* WRITTEN EXERCISE: In the rows below, begin at the line containing "- legend-item-thailand: ไทย: [632, 508, 691, 537]" and continue through the line containing "- legend-item-singapore: สิงค์โปร์: [409, 508, 499, 537]". Rewrite those lines as a JSON list of strings with one string per line, skipping any blank lines.

* DATA SUPPLIED:
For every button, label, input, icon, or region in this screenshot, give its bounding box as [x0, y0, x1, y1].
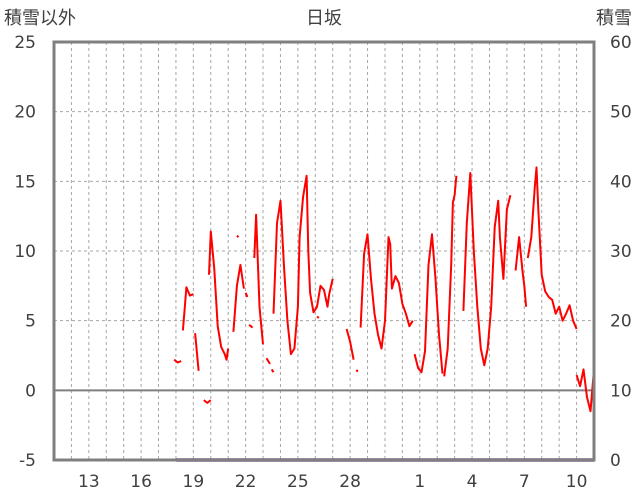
x-tick-label: 7 — [519, 472, 530, 492]
left-y-tick-label: 10 — [14, 242, 36, 262]
x-tick-label: 22 — [235, 472, 257, 492]
series-1-line — [232, 263, 245, 332]
series-1-line — [194, 333, 200, 371]
x-ticks: 13 16 19 22 25 28 1 4 7 10 — [78, 472, 587, 492]
left-y-ticks: -5 0 5 10 15 20 25 — [14, 33, 36, 471]
series-1-line — [248, 324, 254, 329]
left-y-tick-label: 15 — [14, 172, 36, 192]
series-1-point — [355, 369, 359, 373]
series-1-line — [173, 358, 182, 364]
left-y-tick-label: 20 — [14, 103, 36, 123]
series-1-line — [413, 233, 444, 374]
series-1-line — [526, 166, 578, 330]
series-1-line — [443, 175, 458, 377]
series-1-line — [265, 357, 271, 365]
right-y-tick-label: 40 — [610, 172, 632, 192]
series-1-line — [181, 286, 194, 331]
right-y-tick-label: 50 — [610, 103, 632, 123]
right-y-tick-label: 20 — [610, 312, 632, 332]
series-1-line — [236, 234, 240, 238]
chart-title: 日坂 — [306, 8, 342, 29]
series-1-line — [359, 233, 414, 350]
right-y-tick-label: 30 — [610, 242, 632, 262]
right-axis-label: 積雪 — [596, 8, 632, 29]
series-1-line — [514, 236, 528, 307]
series-1-line — [272, 174, 334, 356]
left-y-tick-label: 5 — [25, 312, 36, 332]
series-1-line — [575, 368, 595, 413]
series-1-line — [345, 328, 355, 360]
left-axis-label: 積雪以外 — [4, 8, 76, 29]
plot-frame — [52, 40, 596, 462]
left-y-tick-label: 0 — [25, 381, 36, 401]
series-1-line — [270, 368, 275, 373]
series-1-line — [462, 172, 512, 367]
series-1-line — [316, 315, 320, 319]
x-tick-label: 25 — [287, 472, 309, 492]
x-tick-label: 10 — [566, 472, 588, 492]
left-y-tick-label: 25 — [14, 33, 36, 53]
series-1-line — [253, 213, 264, 345]
x-tick-label: 28 — [339, 472, 361, 492]
series-1-line — [208, 230, 230, 361]
x-tick-label: 19 — [183, 472, 205, 492]
right-y-tick-label: 0 — [610, 451, 621, 471]
x-tick-label: 1 — [414, 472, 425, 492]
right-y-tick-label: 60 — [610, 33, 632, 53]
left-y-tick-label: -5 — [19, 451, 36, 471]
series-1-line — [325, 299, 329, 302]
right-y-tick-label: 10 — [610, 381, 632, 401]
x-tick-label: 13 — [78, 472, 100, 492]
x-tick-label: 16 — [130, 472, 152, 492]
series-1-line — [203, 399, 212, 404]
x-tick-label: 4 — [467, 472, 478, 492]
series-1-line — [244, 292, 249, 298]
right-y-ticks: 0 10 20 30 40 50 60 — [610, 33, 632, 471]
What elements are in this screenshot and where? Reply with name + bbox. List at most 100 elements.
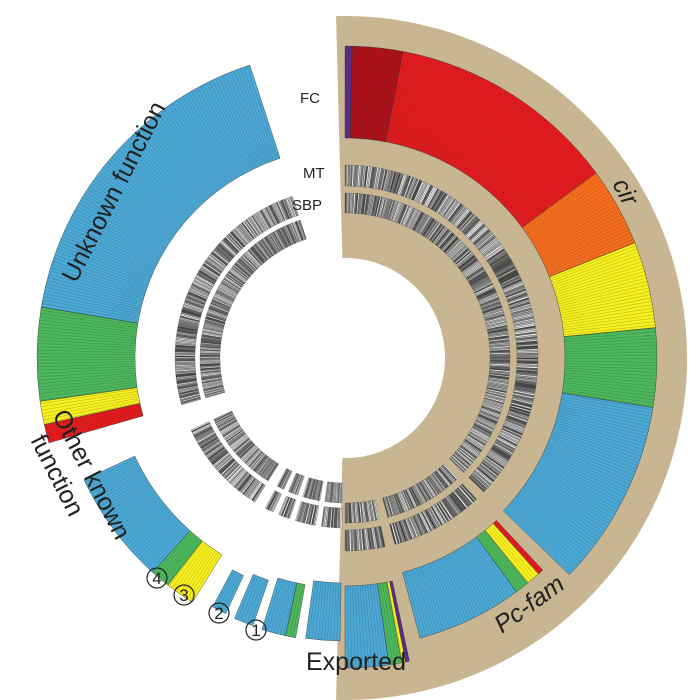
fc-bar-line	[509, 503, 579, 565]
fc-bar-line	[447, 554, 479, 616]
fc-bar-line	[372, 584, 383, 666]
fc-bar-line	[511, 501, 582, 563]
fc-bar-line	[157, 533, 194, 577]
fc-bar-line	[516, 163, 589, 221]
fc-group-2	[261, 577, 306, 638]
fc-group-cir	[344, 45, 658, 576]
fc-bar-line	[551, 248, 638, 282]
fc-bar-line	[457, 89, 505, 169]
fc-bar-line	[164, 538, 200, 583]
fc-bar-line	[463, 545, 501, 603]
fc-bar-line	[494, 521, 541, 573]
fc-bar-line	[523, 176, 600, 231]
fc-bar-line	[413, 61, 443, 150]
sbp-group-1	[324, 481, 343, 504]
fc-bar-line	[206, 82, 251, 171]
fc-bar-line	[531, 474, 610, 524]
fc-bar-line	[44, 290, 141, 312]
fc-bar-line	[471, 539, 512, 596]
fc-bar-line	[540, 214, 623, 257]
fc-bar-line	[43, 296, 140, 317]
fc-bar-line	[308, 581, 317, 639]
fc-bar-line	[377, 583, 390, 665]
fc-bar-line	[563, 317, 655, 331]
fc-bar-line	[176, 546, 210, 592]
fc-bar-line	[330, 582, 334, 641]
fc-bar-line	[529, 187, 607, 239]
fc-bar-line	[389, 581, 407, 662]
fc-bar-line	[561, 399, 652, 417]
fc-bar-line	[186, 551, 218, 599]
fc-bar-line	[39, 319, 137, 333]
fc-bar-line	[359, 46, 366, 139]
fc-bar-line	[97, 475, 146, 505]
fc-bar-line	[46, 409, 142, 434]
fc-bar-line	[152, 530, 190, 573]
fc-bar-line	[91, 183, 173, 240]
fc-bar-line	[43, 293, 140, 315]
mt-cell	[264, 490, 276, 509]
fc-bar-line	[120, 502, 165, 539]
fc-bar-line	[243, 67, 276, 160]
fc-bar-line	[246, 66, 279, 160]
fc-bar-line	[527, 480, 604, 533]
fc-bar-line	[545, 229, 630, 268]
fc-bar-line	[528, 185, 605, 237]
fc-bar-line	[543, 223, 627, 264]
fc-bar-line	[563, 380, 656, 390]
fc-bar-line	[37, 346, 136, 351]
fc-bar-line	[277, 581, 291, 634]
fc-bar-line	[37, 368, 136, 374]
fc-bar-line	[484, 116, 544, 189]
fc-bar-line	[549, 438, 636, 473]
fc-bar-line	[556, 271, 645, 298]
fc-bar-line	[126, 508, 169, 546]
fc-bar-line	[492, 523, 539, 575]
fc-segment-2-blue	[261, 577, 298, 636]
fc-bar-line	[111, 156, 187, 221]
fc-bar-line	[374, 583, 387, 666]
fc-bar-line	[95, 177, 175, 236]
fc-bar-line	[548, 239, 634, 275]
fc-bar-line	[489, 526, 534, 579]
fc-bar-line	[545, 447, 631, 485]
fc-bar-line	[519, 168, 593, 225]
fc-bar-line	[89, 464, 140, 492]
fc-bar-line	[450, 84, 496, 166]
fc-bar-line	[399, 55, 423, 145]
mt-group-3	[278, 495, 297, 519]
fc-bar-line	[461, 546, 498, 605]
fc-bar-line	[125, 141, 196, 211]
fc-bar-line	[448, 82, 493, 165]
fc-bar-line	[502, 140, 569, 205]
fc-bar-line	[490, 525, 536, 577]
fc-bar-line	[215, 571, 235, 609]
fc-bar-line	[552, 255, 640, 286]
sbp-cell	[489, 356, 511, 359]
fc-bar-line	[561, 301, 652, 319]
fc-bar-line	[508, 505, 577, 568]
fc-bar-line	[436, 560, 465, 623]
fc-bar-line	[420, 566, 445, 631]
fc-bar-line	[510, 152, 580, 214]
fc-bar-line	[177, 99, 231, 182]
fc-group-pcfam	[402, 520, 544, 639]
fc-bar-line	[483, 531, 527, 585]
fc-bar-line	[40, 313, 138, 328]
fc-bar-line	[546, 445, 632, 482]
fc-bar-line	[347, 585, 349, 668]
fc-bar-line	[116, 151, 190, 218]
mt-group-1	[321, 506, 343, 529]
fc-bar-line	[461, 93, 511, 172]
fc-bar-line	[564, 341, 657, 347]
number-badge-4: 4	[146, 567, 168, 589]
fc-bar-line	[85, 191, 169, 245]
fc-bar-line	[95, 473, 145, 503]
mt-cell	[389, 523, 397, 545]
fc-bar-line	[224, 74, 264, 165]
fc-bar-line	[101, 482, 150, 513]
fc-bar-line	[118, 500, 163, 536]
fc-bar-line	[159, 535, 196, 579]
fc-bar-line	[560, 401, 651, 421]
fc-bar-line	[50, 267, 145, 297]
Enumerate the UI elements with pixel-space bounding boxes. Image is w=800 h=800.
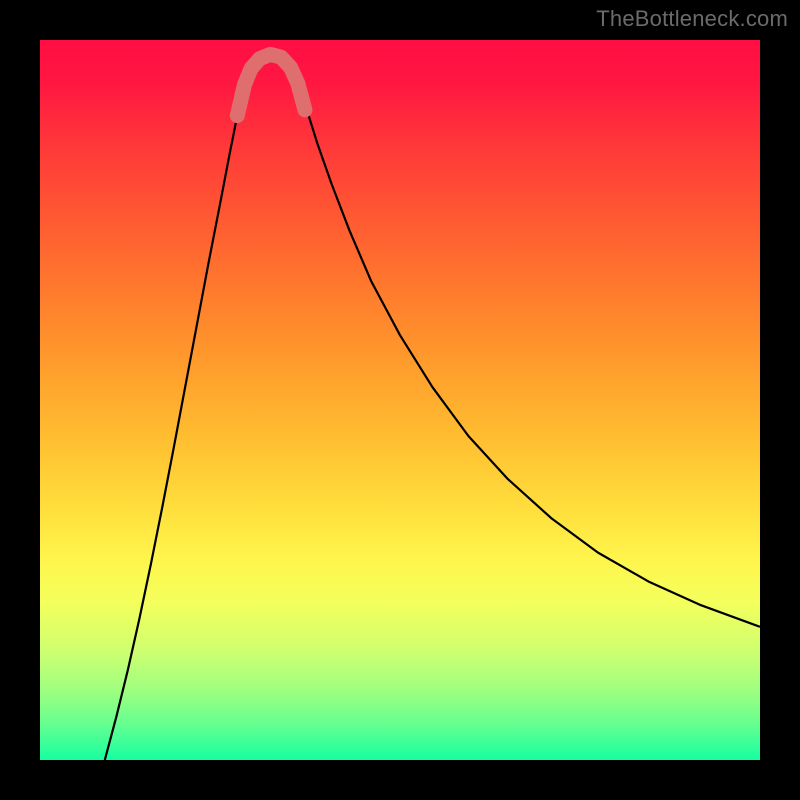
plot-area	[40, 40, 760, 760]
gradient-background	[40, 40, 760, 760]
watermark-text: TheBottleneck.com	[596, 6, 788, 32]
outer-frame: TheBottleneck.com	[0, 0, 800, 800]
bottleneck-chart	[40, 40, 760, 760]
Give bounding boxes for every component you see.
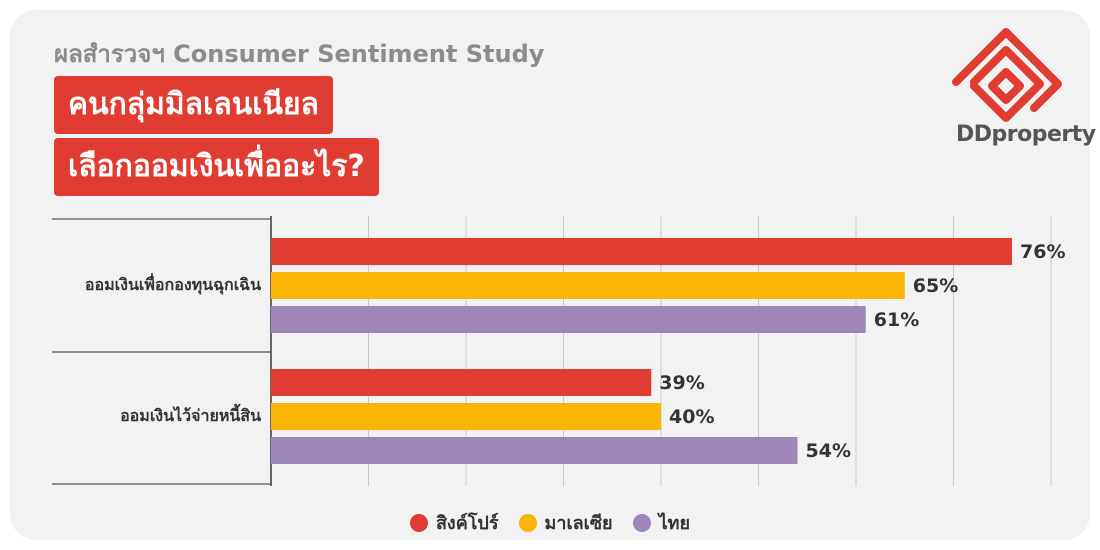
- legend-item-thailand: ไทย: [632, 508, 691, 537]
- bar: [271, 306, 866, 333]
- legend-swatch-thailand: [632, 513, 651, 532]
- bar: [271, 369, 652, 396]
- category-label: ออมเงินไว้จ่ายหนี้สิน: [120, 403, 261, 425]
- chart-title-line-2: เลือกออมเงินเพื่ออะไร?: [54, 138, 379, 196]
- data-label: 54%: [806, 440, 851, 462]
- logo-text: DDproperty: [956, 122, 1096, 147]
- legend-label-thailand: ไทย: [658, 513, 691, 534]
- legend-swatch-singapore: [409, 513, 428, 532]
- legend-swatch-malaysia: [518, 513, 537, 532]
- chart-title-line-1: คนกลุ่มมิลเลนเนียล: [54, 76, 333, 134]
- chart-subtitle: ผลสำรวจฯ Consumer Sentiment Study: [54, 40, 545, 68]
- legend-item-malaysia: มาเลเซีย: [518, 508, 613, 537]
- data-label: 76%: [1020, 241, 1065, 263]
- data-label: 61%: [874, 309, 919, 331]
- data-label: 39%: [659, 372, 704, 394]
- legend-item-singapore: สิงค์โปร์: [409, 508, 499, 537]
- chart-legend: สิงค์โปร์ มาเลเซีย ไทย: [0, 508, 1100, 537]
- bar: [271, 272, 905, 299]
- bar: [271, 403, 661, 430]
- data-label: 65%: [913, 275, 958, 297]
- category-label: ออมเงินเพื่อกองทุนฉุกเฉิน: [85, 273, 261, 295]
- ddproperty-logo-icon: [952, 28, 1062, 122]
- legend-label-singapore: สิงค์โปร์: [435, 513, 499, 534]
- legend-label-malaysia: มาเลเซีย: [544, 513, 613, 534]
- bar: [271, 238, 1012, 265]
- data-label: 40%: [669, 406, 714, 428]
- bar: [271, 437, 798, 464]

* COMPLETE ANSWER:
[
  "- legend-item-thailand: ไทย: [632, 508, 691, 537]",
  "- bar: [271, 306, 866, 333]",
  "- legend-swatch-thailand: [632, 513, 651, 532]",
  "- bar: [271, 369, 652, 396]",
  "- category-label: ออมเงินไว้จ่ายหนี้สิน: [120, 403, 261, 425]",
  "- chart-title-line-2: เลือกออมเงินเพื่ออะไร?: [54, 138, 379, 196]",
  "- data-label: 54%: [806, 440, 851, 462]",
  "- logo-text: DDproperty: [956, 122, 1096, 147]",
  "- legend-label-thailand: ไทย: [658, 513, 691, 534]",
  "- legend-swatch-singapore: [409, 513, 428, 532]",
  "- legend-swatch-malaysia: [518, 513, 537, 532]",
  "- chart-title-line-1: คนกลุ่มมิลเลนเนียล: [54, 76, 333, 134]",
  "- chart-subtitle: ผลสำรวจฯ Consumer Sentiment Study: [54, 40, 545, 68]",
  "- legend-item-malaysia: มาเลเซีย: [518, 508, 613, 537]",
  "- data-label: 76%: [1020, 241, 1065, 263]",
  "- data-label: 61%: [874, 309, 919, 331]",
  "- data-label: 39%: [659, 372, 704, 394]",
  "- legend-item-singapore: สิงค์โปร์: [409, 508, 499, 537]"
]